— Aim of the task —
Where a line of the material contains the string "Bath", copy that line.

— Record excerpts —
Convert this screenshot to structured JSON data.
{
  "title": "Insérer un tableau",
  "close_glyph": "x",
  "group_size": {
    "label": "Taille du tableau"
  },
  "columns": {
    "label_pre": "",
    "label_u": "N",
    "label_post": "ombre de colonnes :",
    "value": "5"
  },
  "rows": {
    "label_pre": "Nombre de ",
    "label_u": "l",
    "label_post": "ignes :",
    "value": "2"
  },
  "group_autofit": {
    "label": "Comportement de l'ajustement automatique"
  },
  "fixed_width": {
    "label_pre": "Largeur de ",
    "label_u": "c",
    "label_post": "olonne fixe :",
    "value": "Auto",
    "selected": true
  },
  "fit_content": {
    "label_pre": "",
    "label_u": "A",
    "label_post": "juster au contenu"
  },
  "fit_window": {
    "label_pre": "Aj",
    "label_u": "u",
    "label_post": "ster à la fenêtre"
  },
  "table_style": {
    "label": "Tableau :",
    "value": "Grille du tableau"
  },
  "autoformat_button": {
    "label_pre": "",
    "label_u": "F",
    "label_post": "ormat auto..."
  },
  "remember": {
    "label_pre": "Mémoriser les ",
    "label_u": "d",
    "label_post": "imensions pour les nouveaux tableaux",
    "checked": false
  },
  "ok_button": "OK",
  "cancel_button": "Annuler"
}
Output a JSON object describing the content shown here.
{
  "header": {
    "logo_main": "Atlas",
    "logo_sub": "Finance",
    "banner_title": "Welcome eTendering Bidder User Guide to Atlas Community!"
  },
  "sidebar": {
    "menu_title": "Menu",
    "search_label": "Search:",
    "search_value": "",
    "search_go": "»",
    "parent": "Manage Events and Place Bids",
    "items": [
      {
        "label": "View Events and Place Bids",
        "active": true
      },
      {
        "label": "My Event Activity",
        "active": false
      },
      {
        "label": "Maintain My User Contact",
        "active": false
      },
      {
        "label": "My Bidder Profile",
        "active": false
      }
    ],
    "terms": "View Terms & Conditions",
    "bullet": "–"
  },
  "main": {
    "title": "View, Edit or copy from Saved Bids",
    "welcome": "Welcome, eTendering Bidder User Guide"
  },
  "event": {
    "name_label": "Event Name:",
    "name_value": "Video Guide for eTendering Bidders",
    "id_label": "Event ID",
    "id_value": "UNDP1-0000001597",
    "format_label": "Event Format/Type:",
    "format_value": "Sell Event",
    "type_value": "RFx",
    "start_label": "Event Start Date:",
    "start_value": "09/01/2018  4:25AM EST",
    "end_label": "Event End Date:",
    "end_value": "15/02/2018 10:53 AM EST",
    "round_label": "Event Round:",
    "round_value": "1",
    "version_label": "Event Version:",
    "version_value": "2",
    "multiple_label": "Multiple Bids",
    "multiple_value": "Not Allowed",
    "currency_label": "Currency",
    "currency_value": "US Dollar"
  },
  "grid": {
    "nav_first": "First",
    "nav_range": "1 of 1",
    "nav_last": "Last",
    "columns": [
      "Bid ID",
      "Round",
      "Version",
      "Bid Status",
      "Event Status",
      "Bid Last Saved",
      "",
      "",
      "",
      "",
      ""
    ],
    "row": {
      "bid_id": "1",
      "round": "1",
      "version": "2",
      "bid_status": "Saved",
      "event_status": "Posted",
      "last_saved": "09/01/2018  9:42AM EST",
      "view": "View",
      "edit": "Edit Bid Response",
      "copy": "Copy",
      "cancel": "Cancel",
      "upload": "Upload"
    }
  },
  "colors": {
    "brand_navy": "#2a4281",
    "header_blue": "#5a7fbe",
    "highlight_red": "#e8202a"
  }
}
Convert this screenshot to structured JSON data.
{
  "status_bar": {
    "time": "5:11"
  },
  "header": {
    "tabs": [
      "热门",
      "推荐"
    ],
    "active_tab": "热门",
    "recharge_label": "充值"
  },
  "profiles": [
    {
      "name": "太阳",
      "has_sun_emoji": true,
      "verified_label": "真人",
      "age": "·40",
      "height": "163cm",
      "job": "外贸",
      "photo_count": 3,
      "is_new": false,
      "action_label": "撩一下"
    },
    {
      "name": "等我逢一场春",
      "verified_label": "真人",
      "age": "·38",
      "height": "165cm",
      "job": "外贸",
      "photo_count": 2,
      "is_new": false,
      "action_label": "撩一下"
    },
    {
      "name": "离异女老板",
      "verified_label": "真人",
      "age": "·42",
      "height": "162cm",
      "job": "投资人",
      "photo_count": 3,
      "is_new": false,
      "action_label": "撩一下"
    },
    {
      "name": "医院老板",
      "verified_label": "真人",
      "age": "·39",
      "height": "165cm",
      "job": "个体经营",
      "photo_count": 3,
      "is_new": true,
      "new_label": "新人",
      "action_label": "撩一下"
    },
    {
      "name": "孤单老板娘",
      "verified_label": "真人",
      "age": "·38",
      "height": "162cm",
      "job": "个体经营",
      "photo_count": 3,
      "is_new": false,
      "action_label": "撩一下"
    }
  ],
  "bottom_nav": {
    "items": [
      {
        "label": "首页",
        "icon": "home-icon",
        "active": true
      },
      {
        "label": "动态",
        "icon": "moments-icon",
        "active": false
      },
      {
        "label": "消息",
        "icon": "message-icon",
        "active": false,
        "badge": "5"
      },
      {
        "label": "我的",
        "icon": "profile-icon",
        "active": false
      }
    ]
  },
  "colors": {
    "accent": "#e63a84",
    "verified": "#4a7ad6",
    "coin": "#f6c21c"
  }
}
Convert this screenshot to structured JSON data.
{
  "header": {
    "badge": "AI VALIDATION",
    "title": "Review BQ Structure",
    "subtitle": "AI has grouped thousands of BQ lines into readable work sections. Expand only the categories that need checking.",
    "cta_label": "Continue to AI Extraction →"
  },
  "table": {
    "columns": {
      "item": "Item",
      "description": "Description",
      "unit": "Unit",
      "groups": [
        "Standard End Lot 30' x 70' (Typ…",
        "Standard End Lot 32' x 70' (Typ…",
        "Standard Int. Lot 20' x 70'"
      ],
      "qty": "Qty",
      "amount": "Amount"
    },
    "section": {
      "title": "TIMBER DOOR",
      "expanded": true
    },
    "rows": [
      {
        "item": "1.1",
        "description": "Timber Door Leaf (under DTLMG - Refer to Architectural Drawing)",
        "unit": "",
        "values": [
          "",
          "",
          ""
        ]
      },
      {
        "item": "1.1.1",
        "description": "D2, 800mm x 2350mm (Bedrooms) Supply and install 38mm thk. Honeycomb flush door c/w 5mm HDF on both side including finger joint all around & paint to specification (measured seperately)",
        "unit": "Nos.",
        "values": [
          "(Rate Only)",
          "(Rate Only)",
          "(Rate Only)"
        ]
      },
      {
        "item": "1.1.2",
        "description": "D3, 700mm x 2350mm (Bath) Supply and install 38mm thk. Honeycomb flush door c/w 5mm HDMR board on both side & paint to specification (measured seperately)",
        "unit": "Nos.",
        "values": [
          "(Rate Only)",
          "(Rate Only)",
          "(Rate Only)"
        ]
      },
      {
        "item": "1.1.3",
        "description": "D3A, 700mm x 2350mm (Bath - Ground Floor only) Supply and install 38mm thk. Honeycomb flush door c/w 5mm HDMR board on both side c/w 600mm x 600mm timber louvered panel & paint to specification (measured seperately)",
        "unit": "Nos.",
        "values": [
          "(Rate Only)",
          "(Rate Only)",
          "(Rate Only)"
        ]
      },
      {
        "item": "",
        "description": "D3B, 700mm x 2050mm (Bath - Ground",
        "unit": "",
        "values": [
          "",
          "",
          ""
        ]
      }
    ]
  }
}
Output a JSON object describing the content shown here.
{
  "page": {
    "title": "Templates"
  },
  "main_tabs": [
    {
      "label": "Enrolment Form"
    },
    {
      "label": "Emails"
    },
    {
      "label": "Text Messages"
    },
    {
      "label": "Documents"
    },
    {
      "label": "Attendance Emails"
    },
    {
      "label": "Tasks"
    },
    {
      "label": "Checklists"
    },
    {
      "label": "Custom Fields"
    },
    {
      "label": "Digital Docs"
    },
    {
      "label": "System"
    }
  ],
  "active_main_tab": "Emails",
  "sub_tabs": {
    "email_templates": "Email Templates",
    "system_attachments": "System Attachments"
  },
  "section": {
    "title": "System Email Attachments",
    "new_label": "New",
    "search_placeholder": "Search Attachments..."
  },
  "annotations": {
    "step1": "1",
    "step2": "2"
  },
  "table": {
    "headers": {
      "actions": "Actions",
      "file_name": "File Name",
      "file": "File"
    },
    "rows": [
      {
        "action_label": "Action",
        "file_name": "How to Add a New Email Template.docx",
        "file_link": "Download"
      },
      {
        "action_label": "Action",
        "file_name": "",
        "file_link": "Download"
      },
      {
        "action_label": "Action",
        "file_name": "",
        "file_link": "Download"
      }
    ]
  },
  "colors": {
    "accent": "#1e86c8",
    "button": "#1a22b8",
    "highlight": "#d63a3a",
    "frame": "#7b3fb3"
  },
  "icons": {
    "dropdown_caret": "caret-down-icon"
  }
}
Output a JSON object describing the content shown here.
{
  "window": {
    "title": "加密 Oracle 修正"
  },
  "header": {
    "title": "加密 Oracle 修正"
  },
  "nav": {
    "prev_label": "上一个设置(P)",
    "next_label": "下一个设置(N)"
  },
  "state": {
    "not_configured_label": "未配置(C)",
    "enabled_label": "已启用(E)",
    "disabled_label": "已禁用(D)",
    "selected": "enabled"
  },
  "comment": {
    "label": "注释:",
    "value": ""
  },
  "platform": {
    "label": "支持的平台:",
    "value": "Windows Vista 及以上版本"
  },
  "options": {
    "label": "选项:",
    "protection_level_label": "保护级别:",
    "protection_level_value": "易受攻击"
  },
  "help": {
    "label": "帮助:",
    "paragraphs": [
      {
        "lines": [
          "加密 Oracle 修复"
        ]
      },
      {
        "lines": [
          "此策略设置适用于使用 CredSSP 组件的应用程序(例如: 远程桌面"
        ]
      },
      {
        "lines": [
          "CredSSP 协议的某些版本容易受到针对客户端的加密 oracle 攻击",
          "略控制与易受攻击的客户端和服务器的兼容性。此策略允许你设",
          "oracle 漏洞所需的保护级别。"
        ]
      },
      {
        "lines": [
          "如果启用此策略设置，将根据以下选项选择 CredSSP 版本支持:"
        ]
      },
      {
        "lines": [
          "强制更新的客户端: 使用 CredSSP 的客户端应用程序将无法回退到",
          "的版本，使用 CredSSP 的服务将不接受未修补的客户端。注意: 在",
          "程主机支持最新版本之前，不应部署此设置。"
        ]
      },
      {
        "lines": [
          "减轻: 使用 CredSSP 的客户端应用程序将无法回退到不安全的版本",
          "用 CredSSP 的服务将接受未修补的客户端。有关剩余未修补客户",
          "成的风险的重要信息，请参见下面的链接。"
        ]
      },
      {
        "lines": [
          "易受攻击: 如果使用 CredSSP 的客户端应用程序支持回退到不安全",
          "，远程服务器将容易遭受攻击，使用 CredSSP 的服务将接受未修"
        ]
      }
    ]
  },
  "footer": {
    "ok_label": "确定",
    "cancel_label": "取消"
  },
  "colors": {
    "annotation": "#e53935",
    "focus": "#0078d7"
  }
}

— Result of this task —
        "description": "D3, 700mm x 2350mm (Bath) Supply and install 38mm thk. Honeycomb flush door c/w 5mm HDMR board on both side & paint to specification (measured seperately)",
        "description": "D3A, 700mm x 2350mm (Bath - Ground Floor only) Supply and install 38mm thk. Honeycomb flush door c/w 5mm HDMR board on both side c/w 600mm x 600mm timber louvered panel & paint to specification (measured seperately)",
        "description": "D3B, 700mm x 2050mm (Bath - Ground",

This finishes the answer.